Return the full listing exactly as it is written.

* **Stored data**:
************

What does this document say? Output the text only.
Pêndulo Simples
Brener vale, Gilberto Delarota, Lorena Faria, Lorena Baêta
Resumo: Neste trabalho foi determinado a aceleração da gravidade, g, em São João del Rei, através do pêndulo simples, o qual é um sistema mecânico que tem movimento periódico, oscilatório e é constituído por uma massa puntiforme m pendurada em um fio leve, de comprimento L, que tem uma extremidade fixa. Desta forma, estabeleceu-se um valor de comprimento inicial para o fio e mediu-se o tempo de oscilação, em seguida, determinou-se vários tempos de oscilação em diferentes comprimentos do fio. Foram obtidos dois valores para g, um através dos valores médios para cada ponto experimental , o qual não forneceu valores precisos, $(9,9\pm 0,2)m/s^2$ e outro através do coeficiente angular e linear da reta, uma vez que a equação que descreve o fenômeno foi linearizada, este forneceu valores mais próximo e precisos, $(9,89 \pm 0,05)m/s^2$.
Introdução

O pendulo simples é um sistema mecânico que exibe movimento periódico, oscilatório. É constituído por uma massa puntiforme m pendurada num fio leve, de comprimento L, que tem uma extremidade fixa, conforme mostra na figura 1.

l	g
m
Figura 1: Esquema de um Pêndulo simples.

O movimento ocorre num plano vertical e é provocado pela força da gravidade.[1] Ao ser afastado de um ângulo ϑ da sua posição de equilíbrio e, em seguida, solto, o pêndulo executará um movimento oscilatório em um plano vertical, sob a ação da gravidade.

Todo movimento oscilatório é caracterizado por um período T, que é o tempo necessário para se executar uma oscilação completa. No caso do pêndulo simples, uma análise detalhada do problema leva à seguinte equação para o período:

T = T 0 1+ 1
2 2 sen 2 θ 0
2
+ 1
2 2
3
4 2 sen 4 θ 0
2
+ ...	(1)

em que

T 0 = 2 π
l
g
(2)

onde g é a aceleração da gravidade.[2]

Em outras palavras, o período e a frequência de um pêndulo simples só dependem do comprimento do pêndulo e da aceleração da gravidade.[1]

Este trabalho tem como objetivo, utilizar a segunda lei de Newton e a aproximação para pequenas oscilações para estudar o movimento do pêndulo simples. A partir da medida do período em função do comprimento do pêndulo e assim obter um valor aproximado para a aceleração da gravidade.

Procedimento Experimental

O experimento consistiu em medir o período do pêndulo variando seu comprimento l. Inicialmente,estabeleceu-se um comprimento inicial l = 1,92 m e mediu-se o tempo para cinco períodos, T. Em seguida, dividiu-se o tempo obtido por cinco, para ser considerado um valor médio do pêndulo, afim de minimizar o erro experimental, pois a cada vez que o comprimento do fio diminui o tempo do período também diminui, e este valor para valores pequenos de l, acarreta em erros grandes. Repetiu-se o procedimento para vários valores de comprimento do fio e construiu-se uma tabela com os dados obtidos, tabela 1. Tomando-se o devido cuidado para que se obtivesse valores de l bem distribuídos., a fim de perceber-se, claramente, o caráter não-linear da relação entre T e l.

************

* **Response below**:
What does this document say? Output the text only.
Pêndulo Simples
Brener vale, Gilberto Delarota, Lorena Faria, Lorena Baêta
Resumo: Neste trabalho foi determinado a aceleração da gravidade, g, em São João del Rei, através do pêndulo simples, o qual é um sistema mecânico que tem movimento periódico, oscilatório e é constituído por uma massa puntiforme m pendurada em um fio leve, de comprimento L, que tem uma extremidade fixa. Desta forma, estabeleceu-se um valor de comprimento inicial para o fio e mediu-se o tempo de oscilação, em seguida, determinou-se vários tempos de oscilação em diferentes comprimentos do fio. Foram obtidos dois valores para g, um através dos valores médios para cada ponto experimental , o qual não forneceu valores precisos, $(9,9\pm 0,2)m/s^2$ e outro através do coeficiente angular e linear da reta, uma vez que a equação que descreve o fenômeno foi linearizada, este forneceu valores mais próximo e precisos, $(9,89 \pm 0,05)m/s^2$.
Introdução

O pendulo simples é um sistema mecânico que exibe movimento periódico, oscilatório. É constituído por uma massa puntiforme m pendurada num fio leve, de comprimento L, que tem uma extremidade fixa, conforme mostra na figura 1.

l	g
m
Figura 1: Esquema de um Pêndulo simples.

O movimento ocorre num plano vertical e é provocado pela força da gravidade.[1] Ao ser afastado de um ângulo ϑ da sua posição de equilíbrio e, em seguida, solto, o pêndulo executará um movimento oscilatório em um plano vertical, sob a ação da gravidade.

Todo movimento oscilatório é caracterizado por um período T, que é o tempo necessário para se executar uma oscilação completa. No caso do pêndulo simples, uma análise detalhada do problema leva à seguinte equação para o período:

T = T 0 1+ 1
2 2 sen 2 θ 0
2
+ 1
2 2
3
4 2 sen 4 θ 0
2
+ ...	(1)

em que

T 0 = 2 π
l
g
(2)

onde g é a aceleração da gravidade.[2]

Em outras palavras, o período e a frequência de um pêndulo simples só dependem do comprimento do pêndulo e da aceleração da gravidade.[1]

Este trabalho tem como objetivo, utilizar a segunda lei de Newton e a aproximação para pequenas oscilações para estudar o movimento do pêndulo simples. A partir da medida do período em função do comprimento do pêndulo e assim obter um valor aproximado para a aceleração da gravidade.

Procedimento Experimental

O experimento consistiu em medir o período do pêndulo variando seu comprimento l. Inicialmente,estabeleceu-se um comprimento inicial l = 1,92 m e mediu-se o tempo para cinco períodos, T. Em seguida, dividiu-se o tempo obtido por cinco, para ser considerado um valor médio do pêndulo, afim de minimizar o erro experimental, pois a cada vez que o comprimento do fio diminui o tempo do período também diminui, e este valor para valores pequenos de l, acarreta em erros grandes. Repetiu-se o procedimento para vários valores de comprimento do fio e construiu-se uma tabela com os dados obtidos, tabela 1. Tomando-se o devido cuidado para que se obtivesse valores de l bem distribuídos., a fim de perceber-se, claramente, o caráter não-linear da relação entre T e l.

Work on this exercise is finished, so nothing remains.